Return each line of the listing below, unchanged, and omit the images.

::: Information supplied

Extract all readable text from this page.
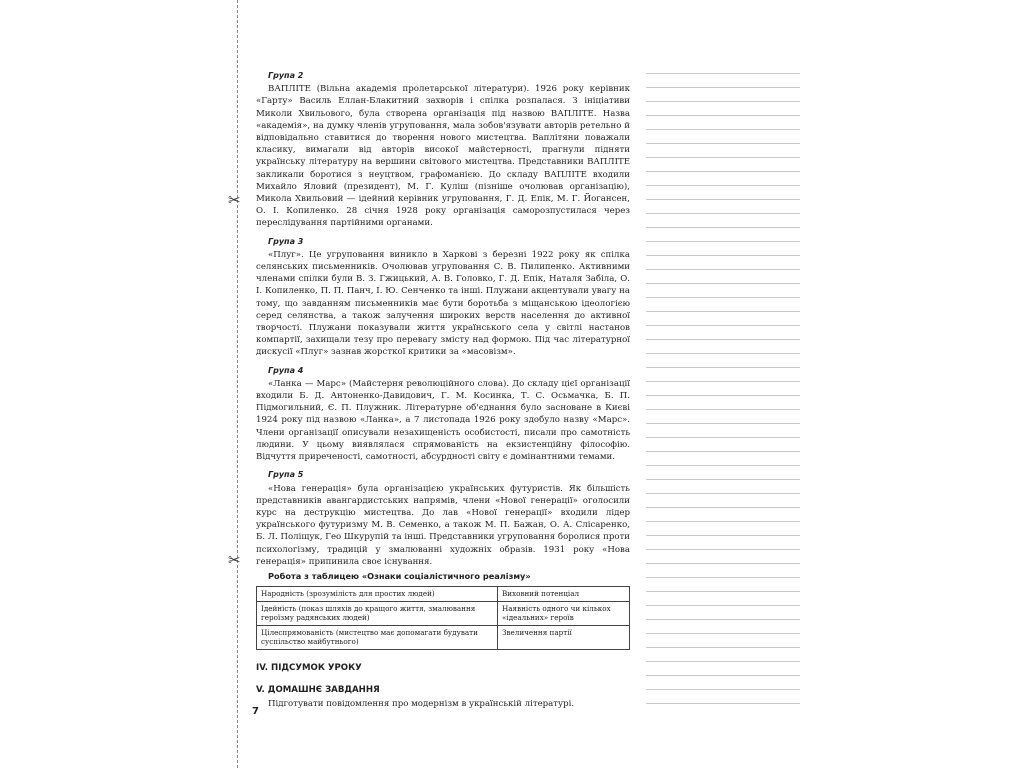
✂
✂
Група 2

ВАПЛІТЕ (Вільна академія пролетарської літератури). 1926 року керівник «Гарту» Василь Еллан-Блакитний захворів і спілка розпалася. З ініціативи Миколи Хвильового, була створена організація під назвою ВАПЛІТЕ. Назва «академія», на думку членів угруповання, мала зобов'язувати авторів ретельно й відповідально ставитися до творення нового мистецтва. Ваплітяни поважали класику, вимагали від авторів високої майстерності, прагнули підняти українську літературу на вершини світового мистецтва. Представники ВАПЛІТЕ закликали боротися з неуцтвом, графоманією. До складу ВАПЛІТЕ входили Михайло Яловий (президент), М. Г. Куліш (пізніше очолював організацію), Микола Хвильовий — ідейний керівник угруповання, Г. Д. Епік, М. Г. Йогансен, О. І. Копиленко. 28 січня 1928 року організація саморозпустилася через переслідування партійними органами.

Група 3

«Плуг». Це угруповання виникло в Харкові з березні 1922 року як спілка селянських письменників. Очолював угруповання С. В. Пилипенко. Активними членами спілки були В. З. Гжицький, А. В. Головко, Г. Д. Епік, Наталя Забіла, О. І. Копиленко, П. П. Панч, І. Ю. Сенченко та інші. Плужани акцентували увагу на тому, що завданням письменників має бути боротьба з міщанською ідеологією серед селянства, а також залучення широких верств населення до активної творчості. Плужани показували життя українського села у світлі настанов компартії, захищали тезу про перевагу змісту над формою. Під час літературної дискусії «Плуг» зазнав жорсткої критики за «масовізм».

Група 4

«Ланка — Марс» (Майстерня революційного слова). До складу цієї організації входили Б. Д. Антоненко-Давидович, Г. М. Косинка, Т. С. Осьмачка, Б. П. Підмогильний, Є. П. Плужник. Літературне об'єднання було засноване в Києві 1924 року під назвою «Ланка», а 7 листопада 1926 року здобуло назву «Марс». Члени організації описували незахищеність особистості, писали про самотність людини. У цьому виявлялася спрямованість на екзистенційну філософію. Відчуття приреченості, самотності, абсурдності світу є домінантними темами.

Група 5

«Нова генерація» була організацією українських футуристів. Як більшість представників авангардистських напрямів, члени «Нової генерації» оголосили курс на деструкцію мистецтва. До лав «Нової генерації» входили лідер українського футуризму М. В. Семенко, а також М. П. Бажан, О. А. Слісаренко, Б. Л. Поліщук, Гео Шкурупій та інші. Представники угруповання боролися проти психологізму, традицій у змалюванні художніх образів. 1931 року «Нова генерація» припинила своє існування.

Робота з таблицею «Ознаки соціалістичного реалізму»
Народність (зрозумілість для простих людей)	Виховний потенціал
Ідейність (показ шляхів до кращого життя, змалювання героїзму радянських людей)	Наявність одного чи кількох «ідеальних» героїв
Цілеспрямованість (мистецтво має допомагати будувати суспільство майбутнього)	Звеличення партії
IV. ПІДСУМОК УРОКУ
V. ДОМАШНЄ ЗАВДАННЯ
Підготувати повідомлення про модернізм в українській літературі.
7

::::::

Finished exercise
Extract all readable text from this page.
✂
✂
Група 2

ВАПЛІТЕ (Вільна академія пролетарської літератури). 1926 року керівник «Гарту» Василь Еллан-Блакитний захворів і спілка розпалася. З ініціативи Миколи Хвильового, була створена організація під назвою ВАПЛІТЕ. Назва «академія», на думку членів угруповання, мала зобов'язувати авторів ретельно й відповідально ставитися до творення нового мистецтва. Ваплітяни поважали класику, вимагали від авторів високої майстерності, прагнули підняти українську літературу на вершини світового мистецтва. Представники ВАПЛІТЕ закликали боротися з неуцтвом, графоманією. До складу ВАПЛІТЕ входили Михайло Яловий (президент), М. Г. Куліш (пізніше очолював організацію), Микола Хвильовий — ідейний керівник угруповання, Г. Д. Епік, М. Г. Йогансен, О. І. Копиленко. 28 січня 1928 року організація саморозпустилася через переслідування партійними органами.

Група 3

«Плуг». Це угруповання виникло в Харкові з березні 1922 року як спілка селянських письменників. Очолював угруповання С. В. Пилипенко. Активними членами спілки були В. З. Гжицький, А. В. Головко, Г. Д. Епік, Наталя Забіла, О. І. Копиленко, П. П. Панч, І. Ю. Сенченко та інші. Плужани акцентували увагу на тому, що завданням письменників має бути боротьба з міщанською ідеологією серед селянства, а також залучення широких верств населення до активної творчості. Плужани показували життя українського села у світлі настанов компартії, захищали тезу про перевагу змісту над формою. Під час літературної дискусії «Плуг» зазнав жорсткої критики за «масовізм».

Група 4

«Ланка — Марс» (Майстерня революційного слова). До складу цієї організації входили Б. Д. Антоненко-Давидович, Г. М. Косинка, Т. С. Осьмачка, Б. П. Підмогильний, Є. П. Плужник. Літературне об'єднання було засноване в Києві 1924 року під назвою «Ланка», а 7 листопада 1926 року здобуло назву «Марс». Члени організації описували незахищеність особистості, писали про самотність людини. У цьому виявлялася спрямованість на екзистенційну філософію. Відчуття приреченості, самотності, абсурдності світу є домінантними темами.

Група 5

«Нова генерація» була організацією українських футуристів. Як більшість представників авангардистських напрямів, члени «Нової генерації» оголосили курс на деструкцію мистецтва. До лав «Нової генерації» входили лідер українського футуризму М. В. Семенко, а також М. П. Бажан, О. А. Слісаренко, Б. Л. Поліщук, Гео Шкурупій та інші. Представники угруповання боролися проти психологізму, традицій у змалюванні художніх образів. 1931 року «Нова генерація» припинила своє існування.

Робота з таблицею «Ознаки соціалістичного реалізму»
Народність (зрозумілість для простих людей)	Виховний потенціал
Ідейність (показ шляхів до кращого життя, змалювання героїзму радянських людей)	Наявність одного чи кількох «ідеальних» героїв
Цілеспрямованість (мистецтво має допомагати будувати суспільство майбутнього)	Звеличення партії
IV. ПІДСУМОК УРОКУ
V. ДОМАШНЄ ЗАВДАННЯ
Підготувати повідомлення про модернізм в українській літературі.
7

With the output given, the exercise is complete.